-- start of Supplied information --

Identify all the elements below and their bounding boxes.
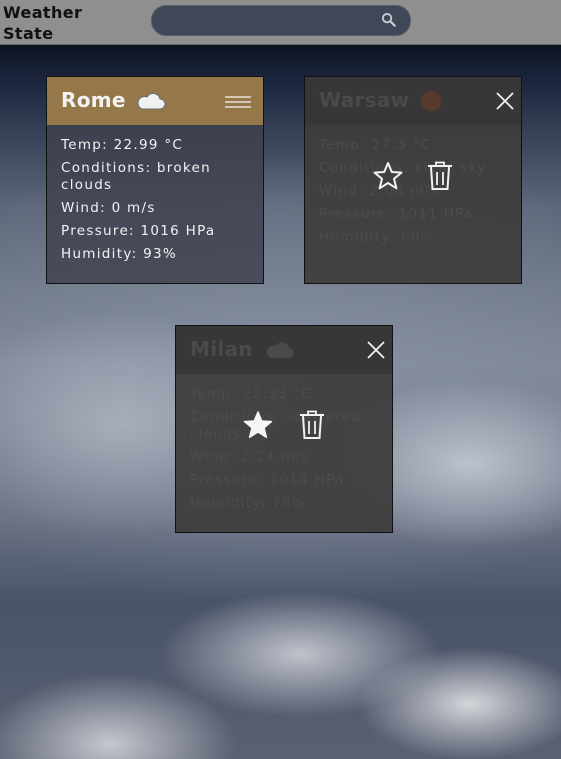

-- end of Supplied information --
-- start of Supplied information --

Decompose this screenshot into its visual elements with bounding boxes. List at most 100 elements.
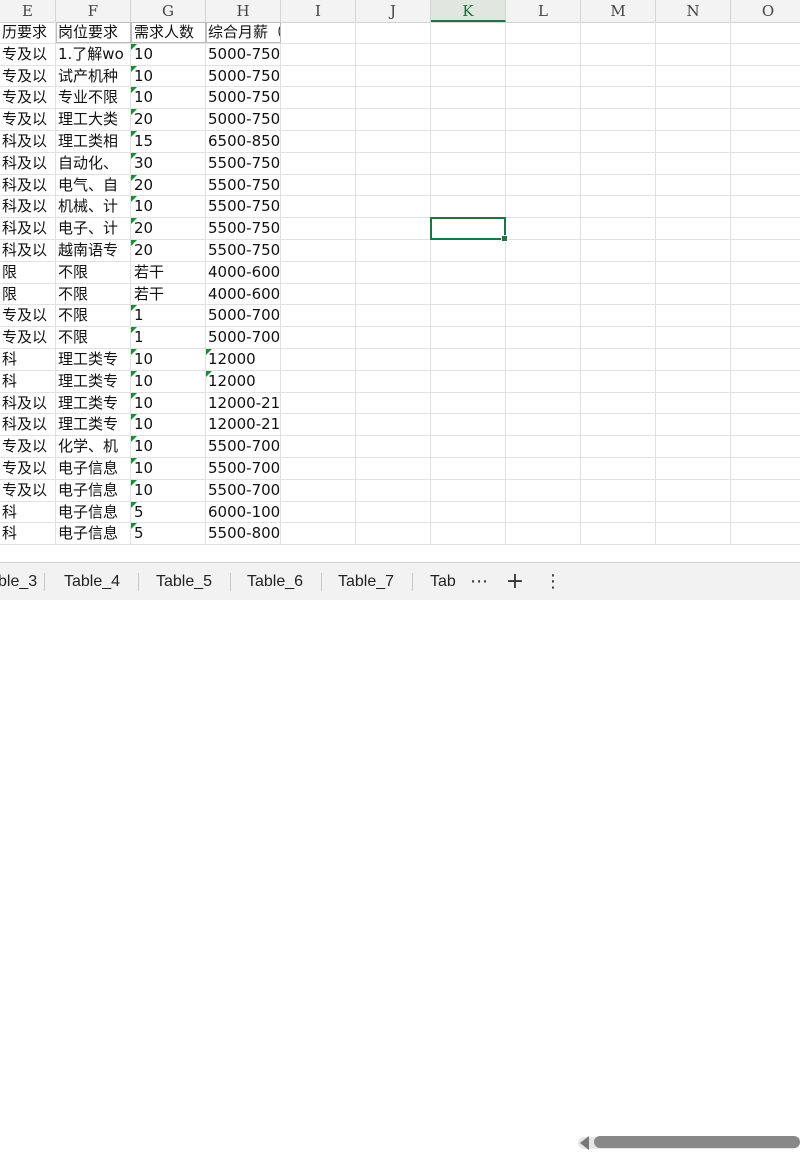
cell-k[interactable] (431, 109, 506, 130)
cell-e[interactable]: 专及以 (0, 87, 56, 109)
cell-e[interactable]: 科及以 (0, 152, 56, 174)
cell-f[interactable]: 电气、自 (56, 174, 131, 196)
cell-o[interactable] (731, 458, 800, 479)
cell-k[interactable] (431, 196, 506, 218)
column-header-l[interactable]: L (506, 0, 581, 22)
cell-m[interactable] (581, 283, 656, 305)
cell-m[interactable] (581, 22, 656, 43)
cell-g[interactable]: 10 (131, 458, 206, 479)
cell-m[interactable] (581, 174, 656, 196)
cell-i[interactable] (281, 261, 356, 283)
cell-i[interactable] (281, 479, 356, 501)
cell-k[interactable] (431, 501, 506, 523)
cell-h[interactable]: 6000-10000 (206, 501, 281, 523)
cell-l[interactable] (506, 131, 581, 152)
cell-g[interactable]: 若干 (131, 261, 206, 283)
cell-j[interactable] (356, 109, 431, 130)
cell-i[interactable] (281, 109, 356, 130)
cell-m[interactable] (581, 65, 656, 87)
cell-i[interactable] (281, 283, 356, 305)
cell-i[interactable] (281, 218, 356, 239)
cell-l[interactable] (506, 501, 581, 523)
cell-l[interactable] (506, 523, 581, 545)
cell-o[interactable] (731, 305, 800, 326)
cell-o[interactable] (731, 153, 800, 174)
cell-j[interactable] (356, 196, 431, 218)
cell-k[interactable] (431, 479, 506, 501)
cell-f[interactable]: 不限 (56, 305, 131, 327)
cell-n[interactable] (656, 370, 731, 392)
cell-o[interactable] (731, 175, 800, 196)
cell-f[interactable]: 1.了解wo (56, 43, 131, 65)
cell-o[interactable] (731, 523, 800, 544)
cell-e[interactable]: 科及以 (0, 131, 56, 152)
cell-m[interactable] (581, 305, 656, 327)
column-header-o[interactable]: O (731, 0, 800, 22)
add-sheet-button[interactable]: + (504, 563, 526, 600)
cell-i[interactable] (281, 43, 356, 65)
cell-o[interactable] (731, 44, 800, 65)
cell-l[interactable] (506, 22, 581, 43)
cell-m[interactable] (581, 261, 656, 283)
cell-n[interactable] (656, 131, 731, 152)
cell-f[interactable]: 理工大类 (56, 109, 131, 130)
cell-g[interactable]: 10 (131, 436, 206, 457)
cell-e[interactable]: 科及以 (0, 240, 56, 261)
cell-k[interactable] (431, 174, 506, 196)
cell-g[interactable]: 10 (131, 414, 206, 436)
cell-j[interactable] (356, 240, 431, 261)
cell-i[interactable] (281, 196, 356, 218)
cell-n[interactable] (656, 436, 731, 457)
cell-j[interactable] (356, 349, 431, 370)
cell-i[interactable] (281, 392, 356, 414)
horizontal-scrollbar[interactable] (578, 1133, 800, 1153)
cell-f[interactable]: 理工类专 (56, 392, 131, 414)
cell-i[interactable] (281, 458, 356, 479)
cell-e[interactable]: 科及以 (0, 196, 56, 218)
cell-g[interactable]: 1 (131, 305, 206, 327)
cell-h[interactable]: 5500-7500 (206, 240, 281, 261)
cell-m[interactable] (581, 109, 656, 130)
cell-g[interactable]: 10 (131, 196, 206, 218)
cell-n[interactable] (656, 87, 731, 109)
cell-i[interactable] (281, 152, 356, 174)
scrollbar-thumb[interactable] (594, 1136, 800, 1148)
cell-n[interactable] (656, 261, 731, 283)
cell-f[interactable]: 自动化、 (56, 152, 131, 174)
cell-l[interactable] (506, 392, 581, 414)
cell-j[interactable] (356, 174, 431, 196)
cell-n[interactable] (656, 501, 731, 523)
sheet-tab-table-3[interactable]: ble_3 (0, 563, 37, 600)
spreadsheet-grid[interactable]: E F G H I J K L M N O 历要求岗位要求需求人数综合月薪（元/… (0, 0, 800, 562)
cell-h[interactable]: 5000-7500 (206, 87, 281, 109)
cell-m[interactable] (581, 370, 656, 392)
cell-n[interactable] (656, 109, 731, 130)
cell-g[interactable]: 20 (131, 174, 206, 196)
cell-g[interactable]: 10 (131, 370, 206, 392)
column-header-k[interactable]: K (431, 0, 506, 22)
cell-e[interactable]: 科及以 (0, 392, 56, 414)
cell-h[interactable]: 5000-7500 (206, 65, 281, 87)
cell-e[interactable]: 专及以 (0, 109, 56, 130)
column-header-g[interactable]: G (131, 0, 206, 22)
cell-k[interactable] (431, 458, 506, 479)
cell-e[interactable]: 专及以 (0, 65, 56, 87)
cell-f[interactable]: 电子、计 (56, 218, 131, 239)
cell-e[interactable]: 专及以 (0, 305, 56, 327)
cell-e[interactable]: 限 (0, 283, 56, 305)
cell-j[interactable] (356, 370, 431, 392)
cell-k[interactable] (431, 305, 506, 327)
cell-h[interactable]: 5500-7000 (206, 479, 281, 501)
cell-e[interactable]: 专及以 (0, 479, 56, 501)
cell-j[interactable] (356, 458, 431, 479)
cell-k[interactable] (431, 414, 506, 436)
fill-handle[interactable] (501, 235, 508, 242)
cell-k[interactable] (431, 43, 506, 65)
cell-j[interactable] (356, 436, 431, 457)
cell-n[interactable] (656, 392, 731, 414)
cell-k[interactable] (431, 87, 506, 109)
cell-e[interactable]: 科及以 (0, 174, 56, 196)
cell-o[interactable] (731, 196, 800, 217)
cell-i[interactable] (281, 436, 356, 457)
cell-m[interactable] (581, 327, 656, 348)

-- end of Supplied information --

## Problem to solve:
Reproduce the rows from the line with "Decompose this screenshot" up to and including the line with "cell-o[interactable] (731, 523, 800, 544)", putting "clickable" in place of every "interactable" and keeping everything else the same. Omit the pictures.

## Output below:
Decompose this screenshot into its visual elements with bounding boxes. List at most 100 elements.
cell-k[clickable] (431, 109, 506, 130)
cell-e[clickable]: 专及以 (0, 87, 56, 109)
cell-e[clickable]: 科及以 (0, 152, 56, 174)
cell-f[clickable]: 电气、自 (56, 174, 131, 196)
cell-o[clickable] (731, 458, 800, 479)
cell-k[clickable] (431, 196, 506, 218)
column-header-l[clickable]: L (506, 0, 581, 22)
cell-m[clickable] (581, 283, 656, 305)
cell-m[clickable] (581, 22, 656, 43)
cell-g[clickable]: 10 (131, 458, 206, 479)
cell-m[clickable] (581, 174, 656, 196)
cell-i[clickable] (281, 261, 356, 283)
cell-i[clickable] (281, 479, 356, 501)
cell-k[clickable] (431, 501, 506, 523)
cell-h[clickable]: 6000-10000 (206, 501, 281, 523)
cell-l[clickable] (506, 131, 581, 152)
cell-g[clickable]: 若干 (131, 261, 206, 283)
cell-j[clickable] (356, 109, 431, 130)
cell-i[clickable] (281, 109, 356, 130)
cell-m[clickable] (581, 65, 656, 87)
cell-i[clickable] (281, 283, 356, 305)
cell-i[clickable] (281, 218, 356, 239)
cell-l[clickable] (506, 501, 581, 523)
cell-l[clickable] (506, 523, 581, 545)
cell-o[clickable] (731, 305, 800, 326)
cell-o[clickable] (731, 153, 800, 174)
cell-j[clickable] (356, 196, 431, 218)
cell-k[clickable] (431, 479, 506, 501)
cell-f[clickable]: 不限 (56, 305, 131, 327)
cell-n[clickable] (656, 370, 731, 392)
cell-o[clickable] (731, 175, 800, 196)
cell-f[clickable]: 1.了解wo (56, 43, 131, 65)
cell-o[clickable] (731, 523, 800, 544)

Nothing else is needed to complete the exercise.